Chapter 8 Conclusion and Outlook

This work presents major contributions to accelerate key computational steps of process TCAD simulations based on the level-set method. In particular, the focus is on the computational steps Velocity Extension and Re-Distancing for which three parallel algorithms, based on the FMM , were developed. Typically, process TCAD simulations require an adaptive spatial discretization to be computationally and practically feasible. The developed algorithms are, therefore, tailored towards hierarchical grids, are able to utilize parallel computational resources, and are thus able to reduce the turnaround time for a wide range of process TCAD simulations. In the following, the key contributions of this work are summarized:

For the computational step Velocity Extension an algorithm employing a relaxed computation order for the grid points reducing the computational complexity is derived, resulting in a reduction of the serial run-time (Chapter 5). Three different orders of computation based on different data structures are compared: The Queue data structure performs best on a representative set of test cases.

▸ **RAW DATA**:
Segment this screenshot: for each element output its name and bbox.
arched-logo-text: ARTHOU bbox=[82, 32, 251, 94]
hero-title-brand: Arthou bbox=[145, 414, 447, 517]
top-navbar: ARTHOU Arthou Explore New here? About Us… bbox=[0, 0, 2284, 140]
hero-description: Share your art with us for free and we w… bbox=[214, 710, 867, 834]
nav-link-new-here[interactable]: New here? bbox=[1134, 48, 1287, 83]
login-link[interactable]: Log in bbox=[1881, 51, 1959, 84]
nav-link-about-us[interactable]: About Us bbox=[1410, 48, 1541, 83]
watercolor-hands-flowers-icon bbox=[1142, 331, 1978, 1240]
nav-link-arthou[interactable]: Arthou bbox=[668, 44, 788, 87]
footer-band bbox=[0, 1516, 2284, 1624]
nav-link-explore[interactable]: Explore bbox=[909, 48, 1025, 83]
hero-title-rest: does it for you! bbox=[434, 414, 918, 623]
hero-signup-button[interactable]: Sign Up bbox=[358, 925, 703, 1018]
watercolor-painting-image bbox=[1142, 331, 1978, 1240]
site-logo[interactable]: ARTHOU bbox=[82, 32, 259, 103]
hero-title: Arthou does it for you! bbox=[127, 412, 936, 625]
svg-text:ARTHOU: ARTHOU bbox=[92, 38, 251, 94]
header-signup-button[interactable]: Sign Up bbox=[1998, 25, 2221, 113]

▸ **WHAT IS ASKED**: Copy the part of the source excerpt on parallel level-set algorithms for process TCAD simulation between "For the computational" and "of test cases.", inclusive.

▸ **EXPECTED ANSWER**:
For the computational step Velocity Extension an algorithm employing a relaxed computation order for the grid points reducing the computational complexity is derived, resulting in a reduction of the serial run-time (Chapter 5). Three different orders of computation based on different data structures are compared: The Queue data structure performs best on a representative set of test cases.